## [INPUT RECORDS]
'''
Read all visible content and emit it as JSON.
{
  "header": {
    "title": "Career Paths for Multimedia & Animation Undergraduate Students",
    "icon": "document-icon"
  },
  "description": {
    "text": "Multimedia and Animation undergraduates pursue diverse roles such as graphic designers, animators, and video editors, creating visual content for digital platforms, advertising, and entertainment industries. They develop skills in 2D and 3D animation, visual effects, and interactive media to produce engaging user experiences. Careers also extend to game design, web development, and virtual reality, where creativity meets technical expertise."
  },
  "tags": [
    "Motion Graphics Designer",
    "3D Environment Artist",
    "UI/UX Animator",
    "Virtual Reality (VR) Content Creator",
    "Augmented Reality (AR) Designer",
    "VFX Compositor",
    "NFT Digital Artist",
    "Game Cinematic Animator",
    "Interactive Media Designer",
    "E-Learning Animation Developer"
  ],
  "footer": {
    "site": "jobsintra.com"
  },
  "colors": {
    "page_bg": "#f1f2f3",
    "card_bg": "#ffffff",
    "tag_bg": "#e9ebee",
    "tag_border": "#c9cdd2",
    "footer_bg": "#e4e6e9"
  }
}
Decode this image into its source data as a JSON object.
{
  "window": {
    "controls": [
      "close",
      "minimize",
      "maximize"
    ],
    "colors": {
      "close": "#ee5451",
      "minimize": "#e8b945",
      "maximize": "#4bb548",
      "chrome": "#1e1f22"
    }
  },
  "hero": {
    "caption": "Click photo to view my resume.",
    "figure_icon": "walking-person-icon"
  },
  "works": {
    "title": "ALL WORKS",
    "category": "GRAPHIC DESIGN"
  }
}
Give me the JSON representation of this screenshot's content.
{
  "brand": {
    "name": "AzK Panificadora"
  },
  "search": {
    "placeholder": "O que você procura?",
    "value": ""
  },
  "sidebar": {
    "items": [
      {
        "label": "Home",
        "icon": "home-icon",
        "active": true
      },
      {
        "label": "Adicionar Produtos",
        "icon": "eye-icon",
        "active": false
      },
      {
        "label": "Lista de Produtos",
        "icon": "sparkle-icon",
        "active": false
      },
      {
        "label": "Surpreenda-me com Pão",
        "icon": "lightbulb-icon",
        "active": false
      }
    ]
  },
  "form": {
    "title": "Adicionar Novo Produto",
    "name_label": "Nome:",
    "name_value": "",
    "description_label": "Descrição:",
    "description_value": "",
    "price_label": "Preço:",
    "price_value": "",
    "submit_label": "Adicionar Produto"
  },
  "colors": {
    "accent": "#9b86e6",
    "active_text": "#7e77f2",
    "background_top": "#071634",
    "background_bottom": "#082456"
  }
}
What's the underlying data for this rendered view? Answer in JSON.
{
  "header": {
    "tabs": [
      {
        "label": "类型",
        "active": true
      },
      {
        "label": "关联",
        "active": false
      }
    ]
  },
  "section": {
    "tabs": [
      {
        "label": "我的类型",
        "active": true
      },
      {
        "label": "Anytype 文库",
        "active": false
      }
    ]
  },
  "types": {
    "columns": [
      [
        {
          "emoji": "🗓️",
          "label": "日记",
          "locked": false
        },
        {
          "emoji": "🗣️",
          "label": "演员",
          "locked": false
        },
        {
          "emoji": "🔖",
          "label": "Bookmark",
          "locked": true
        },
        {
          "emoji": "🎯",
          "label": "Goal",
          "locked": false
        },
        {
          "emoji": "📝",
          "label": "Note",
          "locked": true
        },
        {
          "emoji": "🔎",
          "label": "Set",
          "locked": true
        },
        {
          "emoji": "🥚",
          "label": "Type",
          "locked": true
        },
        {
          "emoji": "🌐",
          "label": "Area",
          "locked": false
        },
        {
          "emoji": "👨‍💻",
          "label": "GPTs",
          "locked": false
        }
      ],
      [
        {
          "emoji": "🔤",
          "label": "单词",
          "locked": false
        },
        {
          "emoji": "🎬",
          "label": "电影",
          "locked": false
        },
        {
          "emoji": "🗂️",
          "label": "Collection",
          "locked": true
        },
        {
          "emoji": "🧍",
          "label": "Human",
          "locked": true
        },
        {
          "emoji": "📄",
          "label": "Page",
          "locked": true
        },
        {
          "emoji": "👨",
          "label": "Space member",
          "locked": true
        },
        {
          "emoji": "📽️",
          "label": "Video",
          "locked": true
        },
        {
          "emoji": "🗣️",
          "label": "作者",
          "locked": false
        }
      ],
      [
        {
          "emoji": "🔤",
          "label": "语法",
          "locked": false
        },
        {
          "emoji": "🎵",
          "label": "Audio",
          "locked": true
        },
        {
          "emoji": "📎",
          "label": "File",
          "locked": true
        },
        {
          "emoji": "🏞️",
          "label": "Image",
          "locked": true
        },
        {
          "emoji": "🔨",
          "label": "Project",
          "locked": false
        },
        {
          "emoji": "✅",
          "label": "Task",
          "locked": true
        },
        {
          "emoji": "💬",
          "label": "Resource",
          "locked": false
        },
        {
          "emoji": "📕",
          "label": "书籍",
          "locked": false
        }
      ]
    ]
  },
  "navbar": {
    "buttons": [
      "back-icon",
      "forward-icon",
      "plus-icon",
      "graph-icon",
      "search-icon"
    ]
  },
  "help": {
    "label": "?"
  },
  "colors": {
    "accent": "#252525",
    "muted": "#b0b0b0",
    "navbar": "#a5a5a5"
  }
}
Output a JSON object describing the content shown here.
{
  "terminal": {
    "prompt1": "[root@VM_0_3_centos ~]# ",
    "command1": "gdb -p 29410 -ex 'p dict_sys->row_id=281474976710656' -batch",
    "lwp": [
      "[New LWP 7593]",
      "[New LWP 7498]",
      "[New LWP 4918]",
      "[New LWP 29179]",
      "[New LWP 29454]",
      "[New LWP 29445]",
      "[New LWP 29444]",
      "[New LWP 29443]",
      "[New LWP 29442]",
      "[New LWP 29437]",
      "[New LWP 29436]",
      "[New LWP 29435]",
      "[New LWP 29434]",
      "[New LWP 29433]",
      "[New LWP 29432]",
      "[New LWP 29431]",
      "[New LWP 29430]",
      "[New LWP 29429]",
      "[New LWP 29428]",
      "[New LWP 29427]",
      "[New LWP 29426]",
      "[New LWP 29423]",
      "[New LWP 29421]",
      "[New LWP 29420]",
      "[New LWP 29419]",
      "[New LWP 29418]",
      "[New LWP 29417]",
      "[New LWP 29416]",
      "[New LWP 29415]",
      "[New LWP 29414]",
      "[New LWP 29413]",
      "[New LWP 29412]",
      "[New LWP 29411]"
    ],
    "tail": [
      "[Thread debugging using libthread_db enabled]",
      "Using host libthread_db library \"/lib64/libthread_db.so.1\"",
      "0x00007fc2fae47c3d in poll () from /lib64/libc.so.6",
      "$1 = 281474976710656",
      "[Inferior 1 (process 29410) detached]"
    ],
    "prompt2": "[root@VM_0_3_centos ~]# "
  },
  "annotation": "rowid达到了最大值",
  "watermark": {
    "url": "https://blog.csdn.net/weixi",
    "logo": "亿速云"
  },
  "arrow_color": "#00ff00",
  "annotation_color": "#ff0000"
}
'''
## [YOUR TASK]
Copy out every line of the data that includes "this".

## [WRITTEN ANSWER]
Decode this image into its source data as a JSON object.
Give me the JSON representation of this screenshot's content.
What's the underlying data for this rendered view? Answer in JSON.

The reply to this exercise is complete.